#### THE PROBLEM
Leaving out every picture, quote the data below exactly as it appears.
** START OF PROVIDED DATA **
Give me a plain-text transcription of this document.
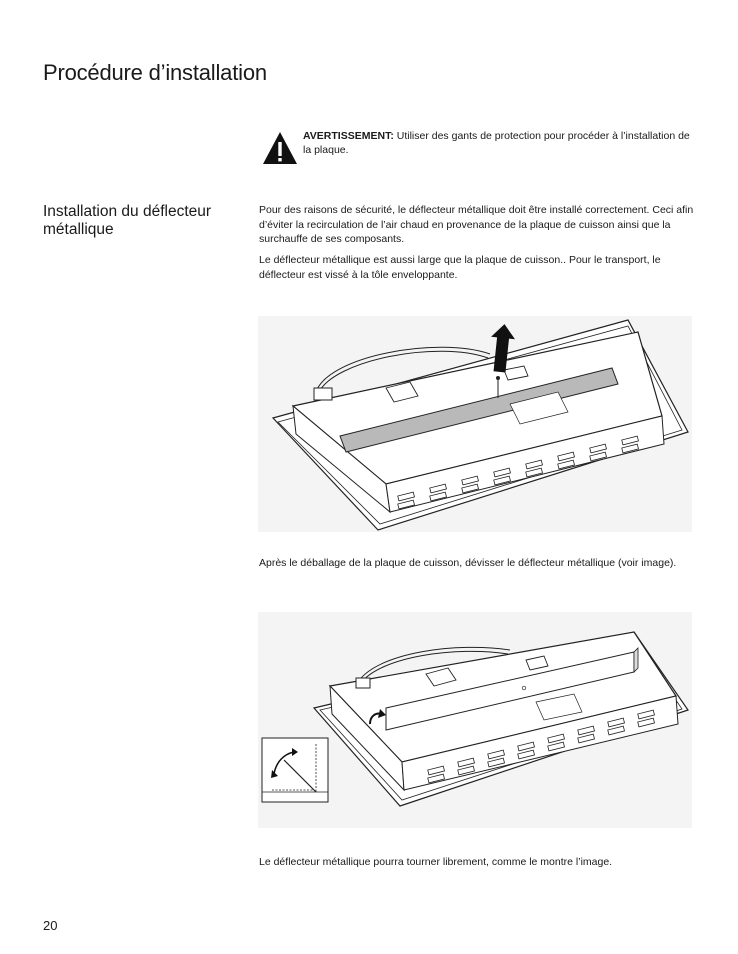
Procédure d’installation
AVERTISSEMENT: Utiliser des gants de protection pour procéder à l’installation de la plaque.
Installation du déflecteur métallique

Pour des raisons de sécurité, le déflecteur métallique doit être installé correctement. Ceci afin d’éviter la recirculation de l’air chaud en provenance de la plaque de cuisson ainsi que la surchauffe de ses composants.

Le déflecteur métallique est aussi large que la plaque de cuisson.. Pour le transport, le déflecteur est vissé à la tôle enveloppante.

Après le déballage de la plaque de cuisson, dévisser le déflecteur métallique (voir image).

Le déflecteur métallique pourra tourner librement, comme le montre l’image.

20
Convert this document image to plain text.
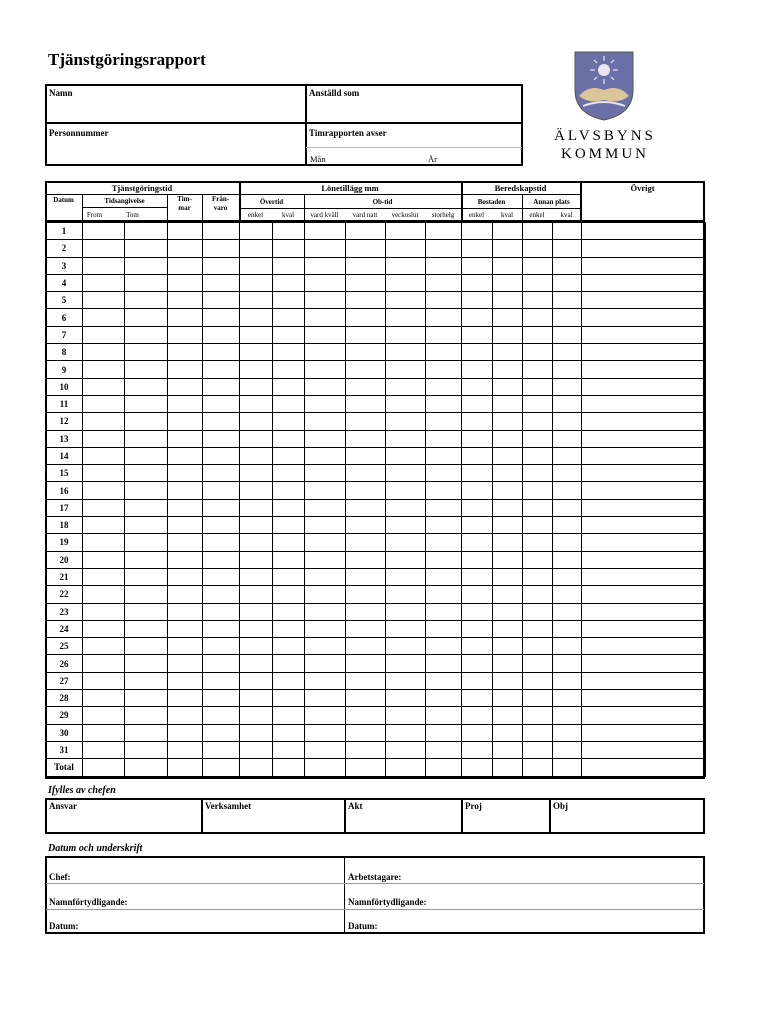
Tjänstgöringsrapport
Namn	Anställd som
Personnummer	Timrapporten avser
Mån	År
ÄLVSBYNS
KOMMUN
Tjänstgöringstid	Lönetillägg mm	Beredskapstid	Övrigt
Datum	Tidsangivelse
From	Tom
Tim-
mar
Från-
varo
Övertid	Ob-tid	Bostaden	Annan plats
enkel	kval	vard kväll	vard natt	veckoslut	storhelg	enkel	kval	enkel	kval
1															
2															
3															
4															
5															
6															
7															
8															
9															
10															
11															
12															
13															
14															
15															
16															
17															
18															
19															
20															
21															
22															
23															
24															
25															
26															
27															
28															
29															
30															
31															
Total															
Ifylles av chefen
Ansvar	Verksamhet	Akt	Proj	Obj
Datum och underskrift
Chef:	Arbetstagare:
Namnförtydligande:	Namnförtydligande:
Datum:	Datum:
** END OF PROVIDED DATA **
#### EXERCISE SOLUTION
Give me a plain-text transcription of this document.
Procédure d’installation
AVERTISSEMENT: Utiliser des gants de protection pour procéder à l’installation de la plaque.
Installation du déflecteur métallique

Pour des raisons de sécurité, le déflecteur métallique doit être installé correctement. Ceci afin d’éviter la recirculation de l’air chaud en provenance de la plaque de cuisson ainsi que la surchauffe de ses composants.

Le déflecteur métallique est aussi large que la plaque de cuisson.. Pour le transport, le déflecteur est vissé à la tôle enveloppante.

Après le déballage de la plaque de cuisson, dévisser le déflecteur métallique (voir image).

Le déflecteur métallique pourra tourner librement, comme le montre l’image.

20
Convert this document image to plain text.
Tjänstgöringsrapport
Namn	Anställd som
Personnummer	Timrapporten avser
Mån	År
ÄLVSBYNS
KOMMUN
Tjänstgöringstid	Lönetillägg mm	Beredskapstid	Övrigt
Datum	Tidsangivelse
From	Tom
Tim-
mar
Från-
varo
Övertid	Ob-tid	Bostaden	Annan plats
enkel	kval	vard kväll	vard natt	veckoslut	storhelg	enkel	kval	enkel	kval
1															
2															
3															
4															
5															
6															
7															
8															
9															
10															
11															
12															
13															
14															
15															
16															
17															
18															
19															
20															
21															
22															
23															
24															
25															
26															
27															
28															
29															
30															
31															
Total															
Ifylles av chefen
Ansvar	Verksamhet	Akt	Proj	Obj
Datum och underskrift
Chef:	Arbetstagare:
Namnförtydligande:	Namnförtydligande:
Datum:	Datum:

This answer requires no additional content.